→ EXTRACTED RECORDS:

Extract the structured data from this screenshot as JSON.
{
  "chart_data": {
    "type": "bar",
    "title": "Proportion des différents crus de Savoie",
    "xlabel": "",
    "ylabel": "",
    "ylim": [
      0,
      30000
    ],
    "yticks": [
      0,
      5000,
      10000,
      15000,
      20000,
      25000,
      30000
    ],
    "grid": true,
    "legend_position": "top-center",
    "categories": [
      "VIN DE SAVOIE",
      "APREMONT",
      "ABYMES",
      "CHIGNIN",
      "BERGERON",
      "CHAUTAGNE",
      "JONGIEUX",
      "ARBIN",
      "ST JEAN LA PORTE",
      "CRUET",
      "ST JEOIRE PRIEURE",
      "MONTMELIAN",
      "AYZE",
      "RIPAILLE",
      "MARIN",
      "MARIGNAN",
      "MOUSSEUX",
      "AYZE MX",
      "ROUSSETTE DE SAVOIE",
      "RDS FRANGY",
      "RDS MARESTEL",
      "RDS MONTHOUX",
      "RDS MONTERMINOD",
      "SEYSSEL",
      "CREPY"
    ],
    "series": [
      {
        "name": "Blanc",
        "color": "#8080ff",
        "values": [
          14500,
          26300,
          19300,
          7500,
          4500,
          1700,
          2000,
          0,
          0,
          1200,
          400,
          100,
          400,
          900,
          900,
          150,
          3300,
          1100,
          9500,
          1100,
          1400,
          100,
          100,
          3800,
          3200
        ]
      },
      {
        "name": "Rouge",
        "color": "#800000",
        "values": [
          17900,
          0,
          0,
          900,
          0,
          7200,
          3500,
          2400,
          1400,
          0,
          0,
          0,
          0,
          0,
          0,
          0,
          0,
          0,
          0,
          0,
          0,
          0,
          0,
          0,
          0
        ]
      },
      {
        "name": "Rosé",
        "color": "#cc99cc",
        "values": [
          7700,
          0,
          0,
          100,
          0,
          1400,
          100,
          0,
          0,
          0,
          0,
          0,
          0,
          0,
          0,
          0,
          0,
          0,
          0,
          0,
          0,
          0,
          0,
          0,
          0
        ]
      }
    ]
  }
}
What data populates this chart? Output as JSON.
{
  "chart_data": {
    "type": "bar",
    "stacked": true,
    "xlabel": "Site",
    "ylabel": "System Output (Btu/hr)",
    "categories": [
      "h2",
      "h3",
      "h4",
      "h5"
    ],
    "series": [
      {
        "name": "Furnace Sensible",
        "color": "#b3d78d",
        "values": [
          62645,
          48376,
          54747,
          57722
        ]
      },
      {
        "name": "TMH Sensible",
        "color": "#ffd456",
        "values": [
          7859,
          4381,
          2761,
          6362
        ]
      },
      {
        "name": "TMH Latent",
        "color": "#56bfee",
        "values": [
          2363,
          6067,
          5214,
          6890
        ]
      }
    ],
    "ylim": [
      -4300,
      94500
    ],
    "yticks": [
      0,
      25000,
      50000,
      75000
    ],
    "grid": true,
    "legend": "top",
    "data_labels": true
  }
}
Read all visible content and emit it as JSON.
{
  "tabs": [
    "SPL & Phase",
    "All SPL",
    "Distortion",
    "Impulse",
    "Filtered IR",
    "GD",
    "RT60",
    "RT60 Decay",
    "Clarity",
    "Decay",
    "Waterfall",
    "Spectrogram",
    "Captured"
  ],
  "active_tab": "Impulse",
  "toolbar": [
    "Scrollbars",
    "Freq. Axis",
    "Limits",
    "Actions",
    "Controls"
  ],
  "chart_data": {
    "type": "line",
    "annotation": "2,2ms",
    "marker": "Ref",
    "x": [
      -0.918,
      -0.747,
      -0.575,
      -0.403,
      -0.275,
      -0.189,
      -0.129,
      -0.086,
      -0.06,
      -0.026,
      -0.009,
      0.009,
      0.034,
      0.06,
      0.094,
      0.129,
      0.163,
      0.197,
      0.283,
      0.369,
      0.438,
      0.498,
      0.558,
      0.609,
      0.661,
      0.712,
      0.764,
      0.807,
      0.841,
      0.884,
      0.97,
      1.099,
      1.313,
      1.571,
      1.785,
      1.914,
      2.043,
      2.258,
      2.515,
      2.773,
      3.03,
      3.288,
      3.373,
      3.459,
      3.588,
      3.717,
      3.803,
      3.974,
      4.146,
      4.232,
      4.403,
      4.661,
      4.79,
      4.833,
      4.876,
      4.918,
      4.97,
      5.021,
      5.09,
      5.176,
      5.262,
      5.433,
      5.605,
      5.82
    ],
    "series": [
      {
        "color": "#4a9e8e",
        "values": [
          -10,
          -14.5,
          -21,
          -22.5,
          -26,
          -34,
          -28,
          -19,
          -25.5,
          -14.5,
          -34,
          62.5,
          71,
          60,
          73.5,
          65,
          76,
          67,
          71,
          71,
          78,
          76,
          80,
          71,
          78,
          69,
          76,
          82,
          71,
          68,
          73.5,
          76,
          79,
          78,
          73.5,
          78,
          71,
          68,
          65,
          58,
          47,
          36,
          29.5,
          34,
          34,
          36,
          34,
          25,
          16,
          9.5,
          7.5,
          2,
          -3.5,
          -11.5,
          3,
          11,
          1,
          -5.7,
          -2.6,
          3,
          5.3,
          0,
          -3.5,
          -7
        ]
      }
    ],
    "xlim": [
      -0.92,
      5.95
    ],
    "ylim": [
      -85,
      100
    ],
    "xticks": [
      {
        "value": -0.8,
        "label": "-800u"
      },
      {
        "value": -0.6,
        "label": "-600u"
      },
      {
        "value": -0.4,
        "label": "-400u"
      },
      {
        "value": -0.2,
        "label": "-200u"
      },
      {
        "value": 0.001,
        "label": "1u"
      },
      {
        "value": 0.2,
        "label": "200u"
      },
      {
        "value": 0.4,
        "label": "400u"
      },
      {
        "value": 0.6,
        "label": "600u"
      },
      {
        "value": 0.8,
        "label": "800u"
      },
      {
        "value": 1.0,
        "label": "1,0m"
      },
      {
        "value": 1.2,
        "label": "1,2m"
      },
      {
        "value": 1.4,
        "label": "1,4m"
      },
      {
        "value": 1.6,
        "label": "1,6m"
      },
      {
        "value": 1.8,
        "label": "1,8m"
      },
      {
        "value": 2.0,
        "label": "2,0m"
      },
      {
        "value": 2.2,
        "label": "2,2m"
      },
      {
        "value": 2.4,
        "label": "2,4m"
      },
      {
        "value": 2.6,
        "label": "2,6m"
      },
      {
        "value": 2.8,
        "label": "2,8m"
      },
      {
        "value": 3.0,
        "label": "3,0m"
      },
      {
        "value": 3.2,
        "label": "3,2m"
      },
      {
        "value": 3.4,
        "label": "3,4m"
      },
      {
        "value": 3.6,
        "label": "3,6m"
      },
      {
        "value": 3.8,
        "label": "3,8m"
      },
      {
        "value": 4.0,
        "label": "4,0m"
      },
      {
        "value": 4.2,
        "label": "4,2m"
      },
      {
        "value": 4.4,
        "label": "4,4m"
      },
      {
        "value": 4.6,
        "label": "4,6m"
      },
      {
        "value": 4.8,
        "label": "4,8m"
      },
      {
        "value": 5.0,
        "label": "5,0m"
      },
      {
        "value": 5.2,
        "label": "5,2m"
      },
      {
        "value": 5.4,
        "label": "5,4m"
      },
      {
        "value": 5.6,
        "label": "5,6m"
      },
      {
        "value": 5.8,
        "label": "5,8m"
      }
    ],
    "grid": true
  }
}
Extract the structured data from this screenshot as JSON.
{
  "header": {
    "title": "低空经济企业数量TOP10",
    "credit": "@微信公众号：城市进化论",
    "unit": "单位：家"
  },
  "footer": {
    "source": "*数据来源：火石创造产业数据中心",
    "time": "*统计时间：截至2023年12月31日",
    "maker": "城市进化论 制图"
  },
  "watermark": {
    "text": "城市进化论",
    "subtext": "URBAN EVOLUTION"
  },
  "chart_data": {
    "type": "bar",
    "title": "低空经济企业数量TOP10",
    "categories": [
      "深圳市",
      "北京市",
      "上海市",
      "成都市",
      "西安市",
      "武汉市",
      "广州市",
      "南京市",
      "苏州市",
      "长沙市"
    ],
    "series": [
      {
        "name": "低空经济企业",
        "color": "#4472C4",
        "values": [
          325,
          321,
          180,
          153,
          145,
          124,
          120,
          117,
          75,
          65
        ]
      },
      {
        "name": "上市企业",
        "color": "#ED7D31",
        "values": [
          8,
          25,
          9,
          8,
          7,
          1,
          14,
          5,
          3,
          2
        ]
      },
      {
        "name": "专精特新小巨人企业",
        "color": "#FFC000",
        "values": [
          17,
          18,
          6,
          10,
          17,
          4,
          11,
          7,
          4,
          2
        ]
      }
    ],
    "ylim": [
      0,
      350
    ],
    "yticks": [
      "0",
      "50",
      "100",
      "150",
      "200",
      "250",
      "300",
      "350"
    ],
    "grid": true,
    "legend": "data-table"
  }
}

→ TO DO:
In the records above, locate each line with the word "JSON". Copy all such lines.

→ THE ANSWER:
Extract the structured data from this screenshot as JSON.
What data populates this chart? Output as JSON.
Read all visible content and emit it as JSON.
Extract the structured data from this screenshot as JSON.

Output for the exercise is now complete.